Short task: Give the entries back exactly, dropping each image.

Data supplied:
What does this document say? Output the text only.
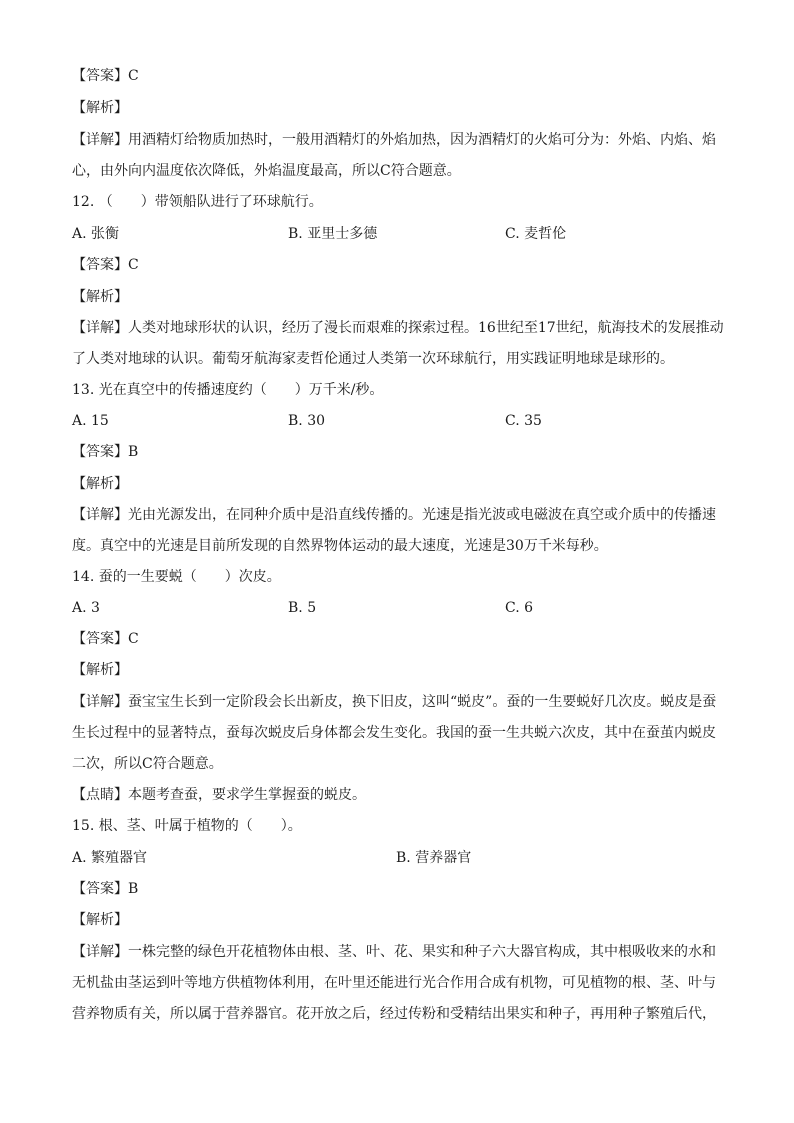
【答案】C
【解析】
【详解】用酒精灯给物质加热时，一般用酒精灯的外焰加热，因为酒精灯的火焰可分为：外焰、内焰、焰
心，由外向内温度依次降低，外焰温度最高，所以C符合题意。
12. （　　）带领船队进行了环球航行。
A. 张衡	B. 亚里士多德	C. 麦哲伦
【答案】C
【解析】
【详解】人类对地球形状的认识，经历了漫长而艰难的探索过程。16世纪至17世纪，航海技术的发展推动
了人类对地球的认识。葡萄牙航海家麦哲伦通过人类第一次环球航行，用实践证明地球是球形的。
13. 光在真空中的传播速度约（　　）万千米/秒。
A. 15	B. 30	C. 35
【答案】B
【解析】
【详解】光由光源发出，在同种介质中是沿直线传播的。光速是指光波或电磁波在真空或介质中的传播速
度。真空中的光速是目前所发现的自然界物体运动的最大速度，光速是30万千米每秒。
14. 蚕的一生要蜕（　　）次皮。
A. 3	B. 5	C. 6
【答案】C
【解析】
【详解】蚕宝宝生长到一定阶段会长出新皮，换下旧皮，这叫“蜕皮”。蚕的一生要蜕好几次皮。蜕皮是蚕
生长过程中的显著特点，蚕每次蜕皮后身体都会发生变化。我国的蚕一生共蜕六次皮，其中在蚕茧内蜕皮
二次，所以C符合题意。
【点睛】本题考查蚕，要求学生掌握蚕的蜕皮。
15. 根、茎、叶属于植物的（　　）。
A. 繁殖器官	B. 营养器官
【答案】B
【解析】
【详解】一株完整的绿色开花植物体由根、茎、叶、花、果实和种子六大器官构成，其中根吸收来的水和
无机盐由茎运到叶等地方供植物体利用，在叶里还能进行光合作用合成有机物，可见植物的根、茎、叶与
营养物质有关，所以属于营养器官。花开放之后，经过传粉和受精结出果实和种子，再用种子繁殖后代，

Full solution:
What does this document say? Output the text only.
【答案】C
【解析】
【详解】用酒精灯给物质加热时，一般用酒精灯的外焰加热，因为酒精灯的火焰可分为：外焰、内焰、焰
心，由外向内温度依次降低，外焰温度最高，所以C符合题意。
12. （　　）带领船队进行了环球航行。
A. 张衡	B. 亚里士多德	C. 麦哲伦
【答案】C
【解析】
【详解】人类对地球形状的认识，经历了漫长而艰难的探索过程。16世纪至17世纪，航海技术的发展推动
了人类对地球的认识。葡萄牙航海家麦哲伦通过人类第一次环球航行，用实践证明地球是球形的。
13. 光在真空中的传播速度约（　　）万千米/秒。
A. 15	B. 30	C. 35
【答案】B
【解析】
【详解】光由光源发出，在同种介质中是沿直线传播的。光速是指光波或电磁波在真空或介质中的传播速
度。真空中的光速是目前所发现的自然界物体运动的最大速度，光速是30万千米每秒。
14. 蚕的一生要蜕（　　）次皮。
A. 3	B. 5	C. 6
【答案】C
【解析】
【详解】蚕宝宝生长到一定阶段会长出新皮，换下旧皮，这叫“蜕皮”。蚕的一生要蜕好几次皮。蜕皮是蚕
生长过程中的显著特点，蚕每次蜕皮后身体都会发生变化。我国的蚕一生共蜕六次皮，其中在蚕茧内蜕皮
二次，所以C符合题意。
【点睛】本题考查蚕，要求学生掌握蚕的蜕皮。
15. 根、茎、叶属于植物的（　　）。
A. 繁殖器官	B. 营养器官
【答案】B
【解析】
【详解】一株完整的绿色开花植物体由根、茎、叶、花、果实和种子六大器官构成，其中根吸收来的水和
无机盐由茎运到叶等地方供植物体利用，在叶里还能进行光合作用合成有机物，可见植物的根、茎、叶与
营养物质有关，所以属于营养器官。花开放之后，经过传粉和受精结出果实和种子，再用种子繁殖后代，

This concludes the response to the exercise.